> **Given problem**
Retype each line exactly. Skip images.

-- start of Task data --

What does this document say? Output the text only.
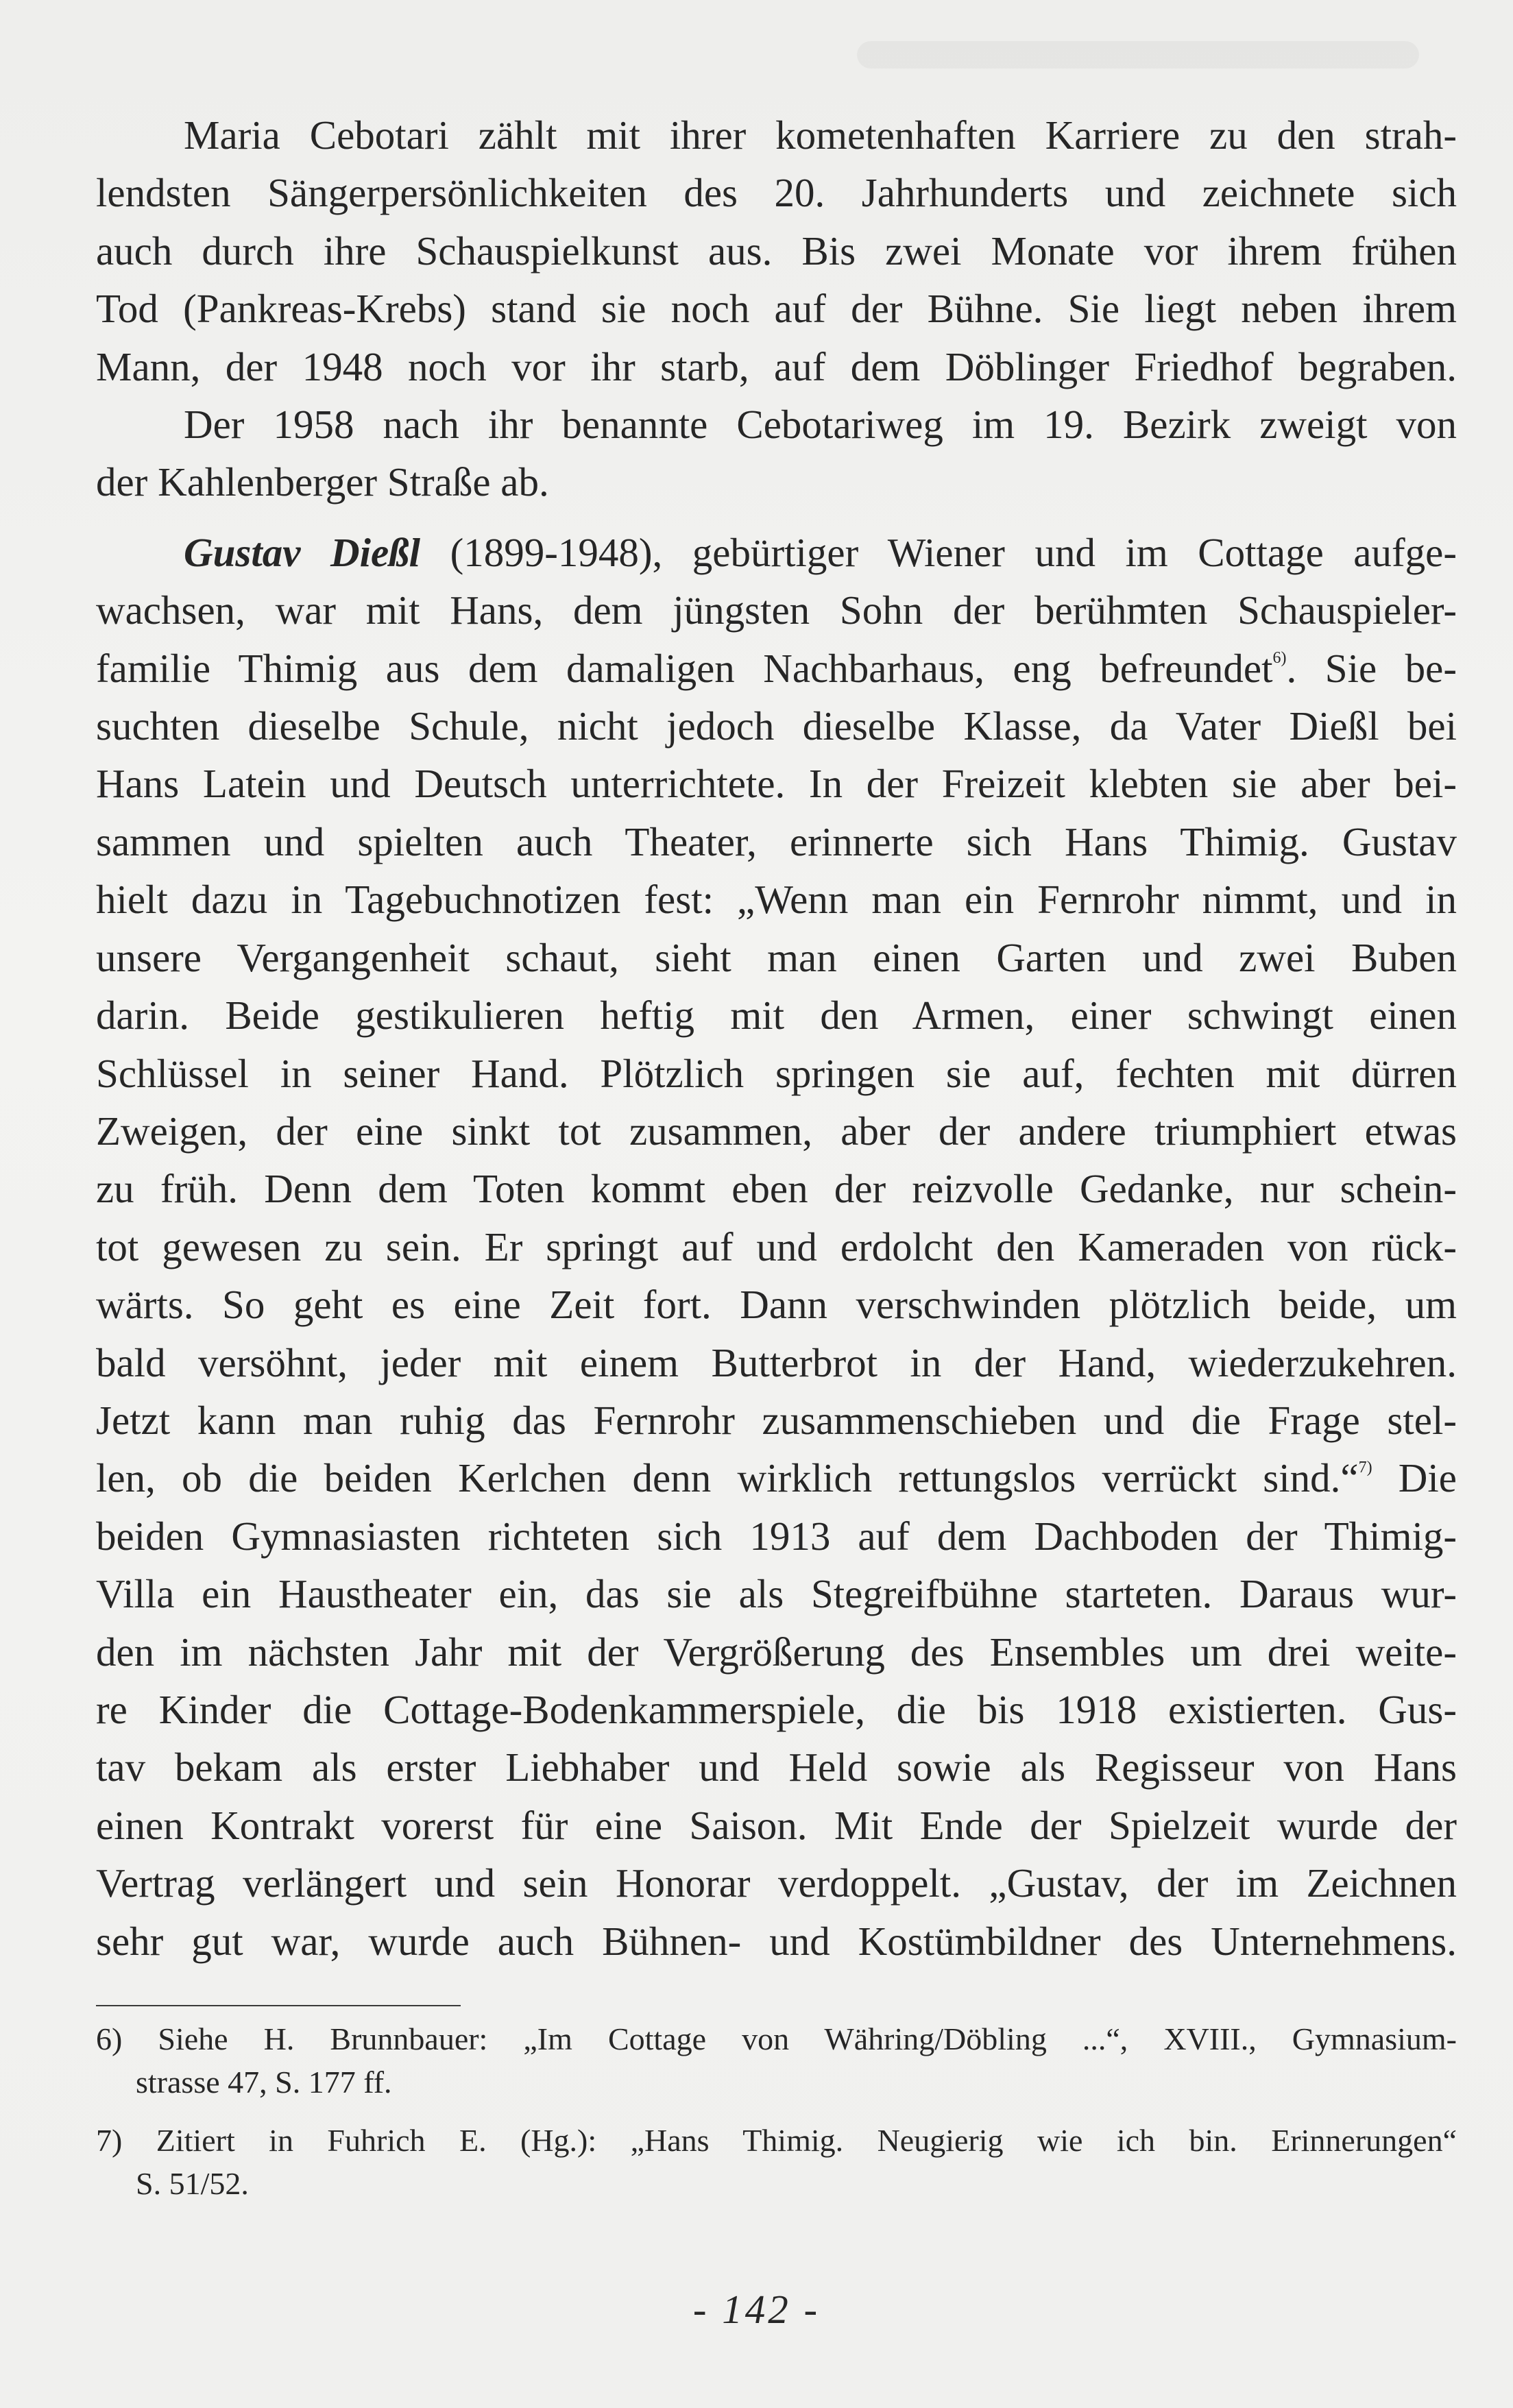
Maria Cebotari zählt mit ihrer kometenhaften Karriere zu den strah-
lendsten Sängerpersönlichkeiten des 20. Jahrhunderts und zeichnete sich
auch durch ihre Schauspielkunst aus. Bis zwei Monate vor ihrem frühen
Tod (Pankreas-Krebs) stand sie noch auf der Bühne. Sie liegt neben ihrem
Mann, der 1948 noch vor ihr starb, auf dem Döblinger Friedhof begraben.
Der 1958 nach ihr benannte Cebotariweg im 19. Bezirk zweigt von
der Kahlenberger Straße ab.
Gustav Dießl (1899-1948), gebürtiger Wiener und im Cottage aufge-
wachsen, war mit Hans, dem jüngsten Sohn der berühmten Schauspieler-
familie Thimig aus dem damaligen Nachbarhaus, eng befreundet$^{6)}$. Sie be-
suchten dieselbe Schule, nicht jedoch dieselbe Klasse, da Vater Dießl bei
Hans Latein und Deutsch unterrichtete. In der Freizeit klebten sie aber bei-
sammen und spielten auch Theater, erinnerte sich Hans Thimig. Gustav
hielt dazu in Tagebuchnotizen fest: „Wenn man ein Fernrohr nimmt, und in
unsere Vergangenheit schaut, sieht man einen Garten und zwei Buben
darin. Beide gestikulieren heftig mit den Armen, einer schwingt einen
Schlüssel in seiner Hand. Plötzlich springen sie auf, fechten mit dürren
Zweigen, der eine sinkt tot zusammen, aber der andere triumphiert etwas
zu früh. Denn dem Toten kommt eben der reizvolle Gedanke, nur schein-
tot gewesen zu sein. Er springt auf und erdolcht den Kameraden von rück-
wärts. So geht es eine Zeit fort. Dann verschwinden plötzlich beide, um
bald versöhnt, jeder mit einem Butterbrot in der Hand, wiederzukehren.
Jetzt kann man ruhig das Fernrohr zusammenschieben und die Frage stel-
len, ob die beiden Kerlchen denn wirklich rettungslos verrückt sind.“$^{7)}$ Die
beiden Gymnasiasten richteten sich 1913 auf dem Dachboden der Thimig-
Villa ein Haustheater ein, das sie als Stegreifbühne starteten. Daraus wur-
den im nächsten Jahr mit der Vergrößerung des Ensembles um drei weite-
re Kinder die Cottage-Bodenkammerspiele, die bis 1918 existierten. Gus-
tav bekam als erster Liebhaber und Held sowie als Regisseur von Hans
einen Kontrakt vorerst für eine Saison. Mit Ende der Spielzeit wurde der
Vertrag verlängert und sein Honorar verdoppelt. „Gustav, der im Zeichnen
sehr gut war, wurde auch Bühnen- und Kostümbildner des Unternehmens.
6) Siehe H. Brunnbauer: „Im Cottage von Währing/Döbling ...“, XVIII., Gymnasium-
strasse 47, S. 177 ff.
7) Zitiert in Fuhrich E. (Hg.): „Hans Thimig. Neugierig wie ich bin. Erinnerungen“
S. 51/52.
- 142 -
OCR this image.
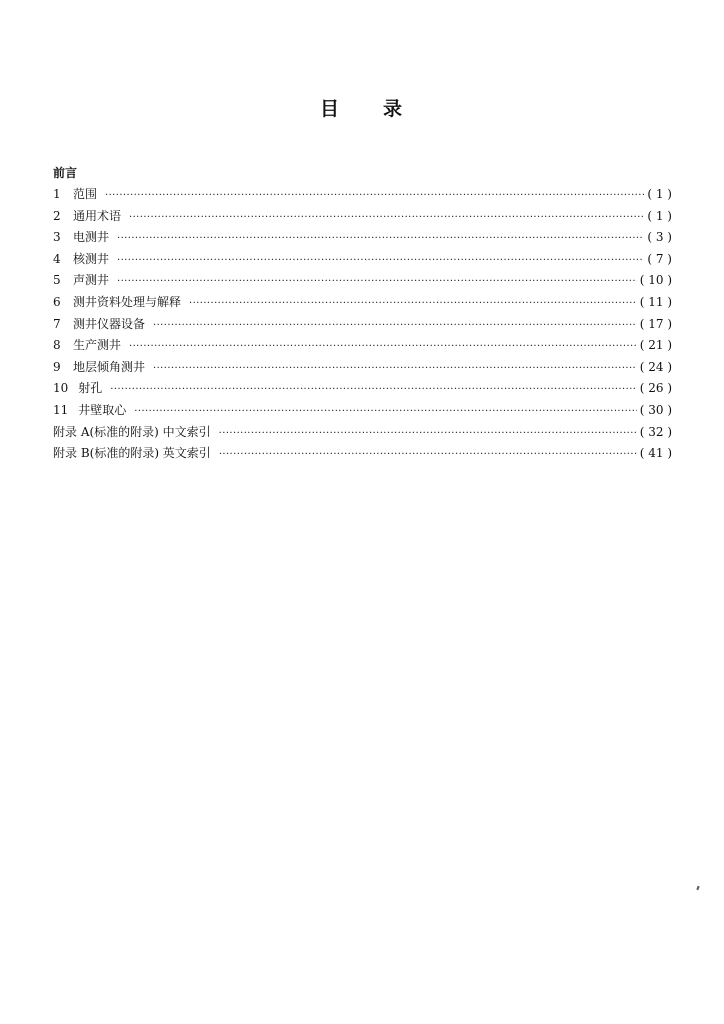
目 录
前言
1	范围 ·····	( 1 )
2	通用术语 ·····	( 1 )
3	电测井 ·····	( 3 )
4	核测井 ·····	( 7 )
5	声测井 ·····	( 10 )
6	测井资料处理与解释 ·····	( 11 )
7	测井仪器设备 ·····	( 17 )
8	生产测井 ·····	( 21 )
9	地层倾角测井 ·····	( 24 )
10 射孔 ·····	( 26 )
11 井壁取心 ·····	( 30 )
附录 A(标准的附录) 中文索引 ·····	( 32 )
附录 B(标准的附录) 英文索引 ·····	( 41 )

-- end of Task data --

> **Written response**
What does this document say? Output the text only.
Maria Cebotari zählt mit ihrer kometenhaften Karriere zu den strah-
lendsten Sängerpersönlichkeiten des 20. Jahrhunderts und zeichnete sich
auch durch ihre Schauspielkunst aus. Bis zwei Monate vor ihrem frühen
Tod (Pankreas-Krebs) stand sie noch auf der Bühne. Sie liegt neben ihrem
Mann, der 1948 noch vor ihr starb, auf dem Döblinger Friedhof begraben.
Der 1958 nach ihr benannte Cebotariweg im 19. Bezirk zweigt von
der Kahlenberger Straße ab.
Gustav Dießl (1899-1948), gebürtiger Wiener und im Cottage aufge-
wachsen, war mit Hans, dem jüngsten Sohn der berühmten Schauspieler-
familie Thimig aus dem damaligen Nachbarhaus, eng befreundet$^{6)}$. Sie be-
suchten dieselbe Schule, nicht jedoch dieselbe Klasse, da Vater Dießl bei
Hans Latein und Deutsch unterrichtete. In der Freizeit klebten sie aber bei-
sammen und spielten auch Theater, erinnerte sich Hans Thimig. Gustav
hielt dazu in Tagebuchnotizen fest: „Wenn man ein Fernrohr nimmt, und in
unsere Vergangenheit schaut, sieht man einen Garten und zwei Buben
darin. Beide gestikulieren heftig mit den Armen, einer schwingt einen
Schlüssel in seiner Hand. Plötzlich springen sie auf, fechten mit dürren
Zweigen, der eine sinkt tot zusammen, aber der andere triumphiert etwas
zu früh. Denn dem Toten kommt eben der reizvolle Gedanke, nur schein-
tot gewesen zu sein. Er springt auf und erdolcht den Kameraden von rück-
wärts. So geht es eine Zeit fort. Dann verschwinden plötzlich beide, um
bald versöhnt, jeder mit einem Butterbrot in der Hand, wiederzukehren.
Jetzt kann man ruhig das Fernrohr zusammenschieben und die Frage stel-
len, ob die beiden Kerlchen denn wirklich rettungslos verrückt sind.“$^{7)}$ Die
beiden Gymnasiasten richteten sich 1913 auf dem Dachboden der Thimig-
Villa ein Haustheater ein, das sie als Stegreifbühne starteten. Daraus wur-
den im nächsten Jahr mit der Vergrößerung des Ensembles um drei weite-
re Kinder die Cottage-Bodenkammerspiele, die bis 1918 existierten. Gus-
tav bekam als erster Liebhaber und Held sowie als Regisseur von Hans
einen Kontrakt vorerst für eine Saison. Mit Ende der Spielzeit wurde der
Vertrag verlängert und sein Honorar verdoppelt. „Gustav, der im Zeichnen
sehr gut war, wurde auch Bühnen- und Kostümbildner des Unternehmens.
6) Siehe H. Brunnbauer: „Im Cottage von Währing/Döbling ...“, XVIII., Gymnasium-
strasse 47, S. 177 ff.
7) Zitiert in Fuhrich E. (Hg.): „Hans Thimig. Neugierig wie ich bin. Erinnerungen“
S. 51/52.
- 142 -
OCR this image.
目 录
前言
1	范围 ·····	( 1 )
2	通用术语 ·····	( 1 )
3	电测井 ·····	( 3 )
4	核测井 ·····	( 7 )
5	声测井 ·····	( 10 )
6	测井资料处理与解释 ·····	( 11 )
7	测井仪器设备 ·····	( 17 )
8	生产测井 ·····	( 21 )
9	地层倾角测井 ·····	( 24 )
10 射孔 ·····	( 26 )
11 井壁取心 ·····	( 30 )
附录 A(标准的附录) 中文索引 ·····	( 32 )
附录 B(标准的附录) 英文索引 ·····	( 41 )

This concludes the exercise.